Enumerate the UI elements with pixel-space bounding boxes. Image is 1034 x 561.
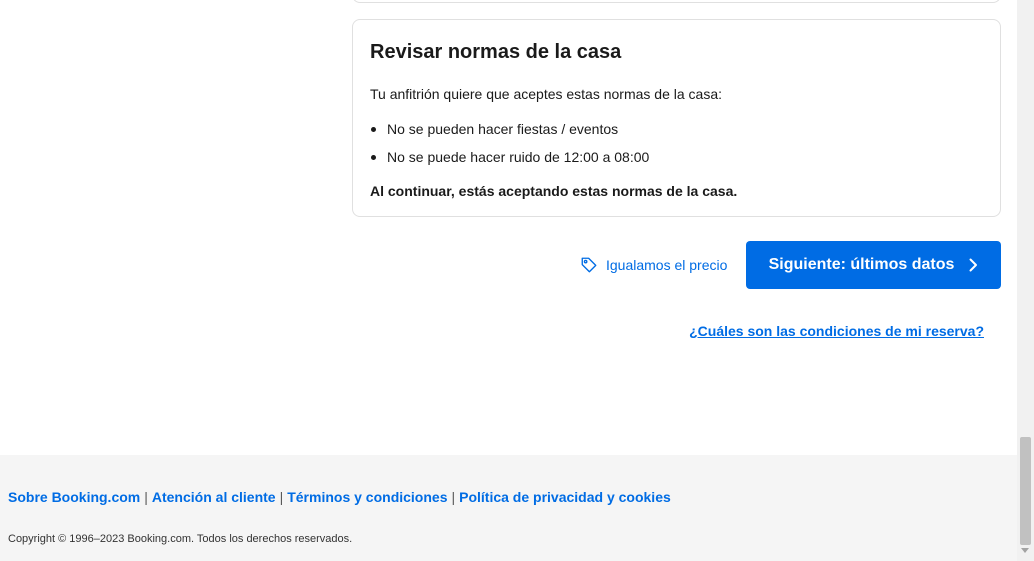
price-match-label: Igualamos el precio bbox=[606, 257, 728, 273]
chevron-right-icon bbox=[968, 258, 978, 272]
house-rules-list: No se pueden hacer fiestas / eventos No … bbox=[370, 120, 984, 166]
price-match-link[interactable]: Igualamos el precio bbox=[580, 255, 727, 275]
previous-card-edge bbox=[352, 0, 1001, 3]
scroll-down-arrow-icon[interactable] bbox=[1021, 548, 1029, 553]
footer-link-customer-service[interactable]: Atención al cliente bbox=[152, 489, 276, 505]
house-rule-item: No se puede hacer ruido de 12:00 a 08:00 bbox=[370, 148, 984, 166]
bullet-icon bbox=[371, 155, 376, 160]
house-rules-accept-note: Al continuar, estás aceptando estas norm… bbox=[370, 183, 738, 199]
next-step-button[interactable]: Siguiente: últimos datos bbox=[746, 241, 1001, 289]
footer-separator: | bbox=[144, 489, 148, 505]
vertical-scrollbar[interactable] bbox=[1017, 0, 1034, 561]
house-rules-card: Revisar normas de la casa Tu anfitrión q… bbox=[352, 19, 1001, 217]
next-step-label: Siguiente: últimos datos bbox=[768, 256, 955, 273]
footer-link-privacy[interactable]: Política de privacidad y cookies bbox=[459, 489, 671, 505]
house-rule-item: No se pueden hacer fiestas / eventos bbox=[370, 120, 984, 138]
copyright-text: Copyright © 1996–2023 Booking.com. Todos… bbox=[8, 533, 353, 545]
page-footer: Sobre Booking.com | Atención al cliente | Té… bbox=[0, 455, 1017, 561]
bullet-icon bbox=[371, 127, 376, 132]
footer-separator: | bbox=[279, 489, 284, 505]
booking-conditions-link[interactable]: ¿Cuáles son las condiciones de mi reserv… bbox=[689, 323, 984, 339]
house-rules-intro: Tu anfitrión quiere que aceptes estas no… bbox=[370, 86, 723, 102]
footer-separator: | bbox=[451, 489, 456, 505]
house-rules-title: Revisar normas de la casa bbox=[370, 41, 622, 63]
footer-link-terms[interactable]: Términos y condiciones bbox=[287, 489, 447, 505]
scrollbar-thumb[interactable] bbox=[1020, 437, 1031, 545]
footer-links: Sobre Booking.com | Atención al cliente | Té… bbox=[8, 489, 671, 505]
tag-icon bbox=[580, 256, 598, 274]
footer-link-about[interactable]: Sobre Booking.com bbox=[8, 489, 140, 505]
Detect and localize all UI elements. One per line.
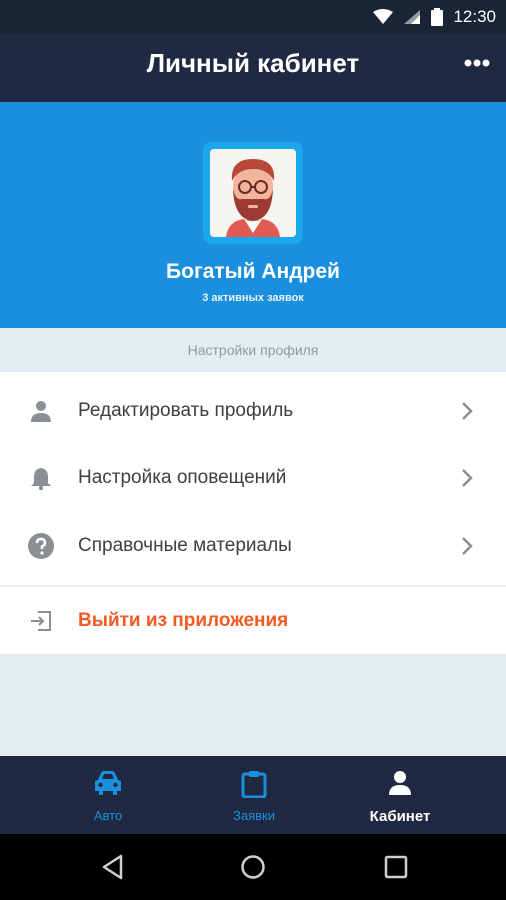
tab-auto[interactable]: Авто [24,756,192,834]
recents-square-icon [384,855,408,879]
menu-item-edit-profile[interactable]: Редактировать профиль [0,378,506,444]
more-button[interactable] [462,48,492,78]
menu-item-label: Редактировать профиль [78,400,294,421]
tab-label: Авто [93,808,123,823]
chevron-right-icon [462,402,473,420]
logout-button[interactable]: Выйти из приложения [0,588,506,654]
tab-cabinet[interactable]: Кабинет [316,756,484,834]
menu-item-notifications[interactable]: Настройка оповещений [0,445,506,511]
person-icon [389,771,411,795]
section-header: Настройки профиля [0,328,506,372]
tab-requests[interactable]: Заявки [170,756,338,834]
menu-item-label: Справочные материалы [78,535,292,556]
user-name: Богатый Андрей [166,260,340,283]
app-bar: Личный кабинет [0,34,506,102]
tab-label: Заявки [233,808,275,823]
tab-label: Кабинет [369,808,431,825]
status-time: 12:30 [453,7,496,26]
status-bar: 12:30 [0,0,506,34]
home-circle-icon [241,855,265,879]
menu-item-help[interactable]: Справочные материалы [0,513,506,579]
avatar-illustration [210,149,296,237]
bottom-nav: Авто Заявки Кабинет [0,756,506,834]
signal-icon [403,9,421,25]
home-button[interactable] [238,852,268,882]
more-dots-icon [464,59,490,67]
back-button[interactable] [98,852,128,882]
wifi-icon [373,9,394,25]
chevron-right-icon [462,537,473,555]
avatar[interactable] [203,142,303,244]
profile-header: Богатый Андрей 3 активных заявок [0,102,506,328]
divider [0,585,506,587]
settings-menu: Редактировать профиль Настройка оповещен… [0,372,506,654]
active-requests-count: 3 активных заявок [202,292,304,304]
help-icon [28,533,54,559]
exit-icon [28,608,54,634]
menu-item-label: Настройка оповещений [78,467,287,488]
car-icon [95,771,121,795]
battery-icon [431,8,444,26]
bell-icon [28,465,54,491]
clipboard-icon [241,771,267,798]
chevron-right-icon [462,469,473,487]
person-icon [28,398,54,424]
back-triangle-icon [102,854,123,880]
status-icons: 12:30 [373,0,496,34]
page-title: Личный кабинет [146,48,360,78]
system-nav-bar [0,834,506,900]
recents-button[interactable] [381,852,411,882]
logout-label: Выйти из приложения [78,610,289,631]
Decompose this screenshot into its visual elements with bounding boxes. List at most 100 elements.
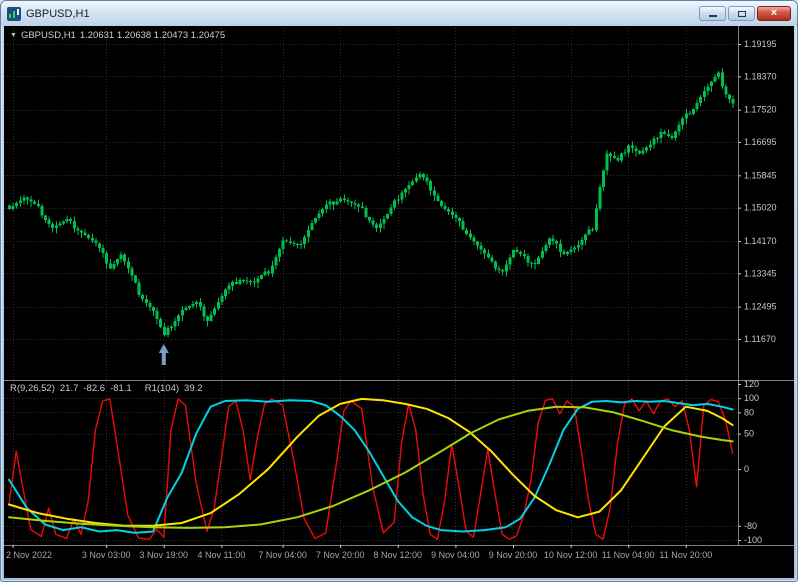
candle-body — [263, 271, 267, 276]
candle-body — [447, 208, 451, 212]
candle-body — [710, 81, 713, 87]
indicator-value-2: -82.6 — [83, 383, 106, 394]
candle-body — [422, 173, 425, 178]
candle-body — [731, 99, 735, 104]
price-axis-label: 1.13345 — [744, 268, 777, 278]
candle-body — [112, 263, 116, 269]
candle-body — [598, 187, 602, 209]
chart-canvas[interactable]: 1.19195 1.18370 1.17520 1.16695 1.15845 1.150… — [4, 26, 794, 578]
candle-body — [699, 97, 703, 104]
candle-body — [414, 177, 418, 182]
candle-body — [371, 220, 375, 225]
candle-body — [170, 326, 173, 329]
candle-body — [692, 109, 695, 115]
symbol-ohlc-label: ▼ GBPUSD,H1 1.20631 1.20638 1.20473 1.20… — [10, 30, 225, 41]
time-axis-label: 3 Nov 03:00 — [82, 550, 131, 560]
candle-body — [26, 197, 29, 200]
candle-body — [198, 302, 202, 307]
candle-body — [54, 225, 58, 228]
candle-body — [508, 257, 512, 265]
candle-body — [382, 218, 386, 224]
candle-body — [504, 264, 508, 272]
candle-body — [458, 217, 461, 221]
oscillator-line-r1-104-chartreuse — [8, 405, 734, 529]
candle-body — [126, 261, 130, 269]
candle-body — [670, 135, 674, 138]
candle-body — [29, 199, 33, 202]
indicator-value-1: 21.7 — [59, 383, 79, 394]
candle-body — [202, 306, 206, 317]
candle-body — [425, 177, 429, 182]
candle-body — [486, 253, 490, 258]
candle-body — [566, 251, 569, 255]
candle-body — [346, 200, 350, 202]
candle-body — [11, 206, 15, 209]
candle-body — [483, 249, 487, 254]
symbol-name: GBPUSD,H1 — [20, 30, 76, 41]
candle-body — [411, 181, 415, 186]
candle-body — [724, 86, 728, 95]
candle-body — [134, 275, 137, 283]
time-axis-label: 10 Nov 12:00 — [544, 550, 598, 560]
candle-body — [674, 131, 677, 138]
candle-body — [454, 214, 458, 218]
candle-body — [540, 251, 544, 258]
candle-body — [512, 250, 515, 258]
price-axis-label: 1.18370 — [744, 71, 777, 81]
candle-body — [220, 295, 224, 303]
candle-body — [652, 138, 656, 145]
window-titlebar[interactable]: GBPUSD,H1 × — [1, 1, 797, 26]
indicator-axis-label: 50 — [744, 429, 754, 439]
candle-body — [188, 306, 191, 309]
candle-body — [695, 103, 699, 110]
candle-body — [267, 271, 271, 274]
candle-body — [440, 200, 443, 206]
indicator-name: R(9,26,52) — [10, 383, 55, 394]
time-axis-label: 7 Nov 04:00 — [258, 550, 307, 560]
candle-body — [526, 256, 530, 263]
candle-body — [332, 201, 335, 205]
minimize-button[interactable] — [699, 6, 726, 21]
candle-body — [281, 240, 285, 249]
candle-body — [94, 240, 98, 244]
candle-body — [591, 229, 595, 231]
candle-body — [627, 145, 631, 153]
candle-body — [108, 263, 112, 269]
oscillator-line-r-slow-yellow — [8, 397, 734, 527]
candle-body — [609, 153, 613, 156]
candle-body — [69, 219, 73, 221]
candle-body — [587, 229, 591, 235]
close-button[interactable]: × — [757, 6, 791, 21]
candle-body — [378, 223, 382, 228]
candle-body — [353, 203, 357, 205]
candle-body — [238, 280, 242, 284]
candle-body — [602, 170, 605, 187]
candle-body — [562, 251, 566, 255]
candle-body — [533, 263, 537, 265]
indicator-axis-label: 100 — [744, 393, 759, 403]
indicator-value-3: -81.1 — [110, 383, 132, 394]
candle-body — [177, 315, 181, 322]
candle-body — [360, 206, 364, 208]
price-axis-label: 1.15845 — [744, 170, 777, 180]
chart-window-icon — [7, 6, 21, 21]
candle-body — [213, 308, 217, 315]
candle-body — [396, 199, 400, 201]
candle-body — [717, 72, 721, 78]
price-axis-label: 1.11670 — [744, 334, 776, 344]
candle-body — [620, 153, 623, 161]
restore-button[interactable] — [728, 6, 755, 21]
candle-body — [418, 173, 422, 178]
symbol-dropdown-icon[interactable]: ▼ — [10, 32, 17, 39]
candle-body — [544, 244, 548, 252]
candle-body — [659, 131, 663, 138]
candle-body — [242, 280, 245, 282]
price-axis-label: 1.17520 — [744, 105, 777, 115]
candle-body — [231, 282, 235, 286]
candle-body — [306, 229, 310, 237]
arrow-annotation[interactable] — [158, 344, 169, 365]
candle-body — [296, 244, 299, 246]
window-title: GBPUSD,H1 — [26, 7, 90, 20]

> **What the task asks**:
Recast the data as a Markdown table with the columns "Row" and "Line", starting at the line that contains "price-match-label: Igualamos el" and ending at the line that contains "scroll-down-arrow-icon[interactable] bbox=[1021, 548, 1029, 553]". Give each line its row number and leave out any blank lines.

> **Complete output**:
| Row | Line |
|---|---|
| 1 | price-match-label: Igualamos el precio bbox=[606, 257, 728, 273] |
| 2 | chevron-right-icon bbox=[968, 258, 978, 272] |
| 3 | house-rules-list: No se pueden hacer fiestas / eventos No … bbox=[370, 120, 984, 166] |
| 4 | price-match-link[interactable]: Igualamos el precio bbox=[580, 255, 727, 275] |
| 5 | previous-card-edge bbox=[352, 0, 1001, 3] |
| 6 | scroll-down-arrow-icon[interactable] bbox=[1021, 548, 1029, 553] |